## Spatial annotation entries

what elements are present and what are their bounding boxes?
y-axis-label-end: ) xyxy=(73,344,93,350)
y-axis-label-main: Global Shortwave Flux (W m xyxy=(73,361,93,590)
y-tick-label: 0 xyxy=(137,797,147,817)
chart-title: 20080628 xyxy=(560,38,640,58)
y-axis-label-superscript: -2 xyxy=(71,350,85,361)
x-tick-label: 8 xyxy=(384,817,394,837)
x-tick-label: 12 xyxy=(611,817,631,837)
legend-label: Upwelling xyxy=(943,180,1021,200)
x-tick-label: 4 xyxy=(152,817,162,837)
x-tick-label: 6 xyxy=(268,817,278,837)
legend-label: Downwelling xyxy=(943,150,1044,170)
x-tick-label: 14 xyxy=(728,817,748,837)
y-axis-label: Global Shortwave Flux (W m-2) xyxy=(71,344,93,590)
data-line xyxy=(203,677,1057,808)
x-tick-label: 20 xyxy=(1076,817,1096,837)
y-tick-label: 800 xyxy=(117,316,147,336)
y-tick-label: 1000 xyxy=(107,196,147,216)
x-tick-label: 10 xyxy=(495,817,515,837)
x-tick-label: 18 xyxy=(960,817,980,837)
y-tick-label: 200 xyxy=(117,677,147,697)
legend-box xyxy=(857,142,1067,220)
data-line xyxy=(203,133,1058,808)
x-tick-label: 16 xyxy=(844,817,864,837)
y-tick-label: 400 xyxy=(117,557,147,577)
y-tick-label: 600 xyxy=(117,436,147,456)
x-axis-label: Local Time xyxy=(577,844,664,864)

## Exercise goal
Can you convert every line of the listing above into a numbered list, leaving out any blank lines?

## Exercise response
1. what elements are present and what are their bounding boxes?
2. y-axis-label-end: ) xyxy=(73,344,93,350)
3. y-axis-label-main: Global Shortwave Flux (W m xyxy=(73,361,93,590)
4. y-tick-label: 0 xyxy=(137,797,147,817)
5. chart-title: 20080628 xyxy=(560,38,640,58)
6. y-axis-label-superscript: -2 xyxy=(71,350,85,361)
7. x-tick-label: 8 xyxy=(384,817,394,837)
8. x-tick-label: 12 xyxy=(611,817,631,837)
9. legend-label: Upwelling xyxy=(943,180,1021,200)
10. x-tick-label: 4 xyxy=(152,817,162,837)
11. x-tick-label: 6 xyxy=(268,817,278,837)
12. legend-label: Downwelling xyxy=(943,150,1044,170)
13. x-tick-label: 14 xyxy=(728,817,748,837)
14. y-axis-label: Global Shortwave Flux (W m-2) xyxy=(71,344,93,590)
15. data-line xyxy=(203,677,1057,808)
16. x-tick-label: 20 xyxy=(1076,817,1096,837)
17. y-tick-label: 800 xyxy=(117,316,147,336)
18. y-tick-label: 1000 xyxy=(107,196,147,216)
19. x-tick-label: 10 xyxy=(495,817,515,837)
20. x-tick-label: 18 xyxy=(960,817,980,837)
21. y-tick-label: 200 xyxy=(117,677,147,697)
22. legend-box xyxy=(857,142,1067,220)
23. data-line xyxy=(203,133,1058,808)
24. x-tick-label: 16 xyxy=(844,817,864,837)
25. y-tick-label: 400 xyxy=(117,557,147,577)
26. y-tick-label: 600 xyxy=(117,436,147,456)
27. x-axis-label: Local Time xyxy=(577,844,664,864)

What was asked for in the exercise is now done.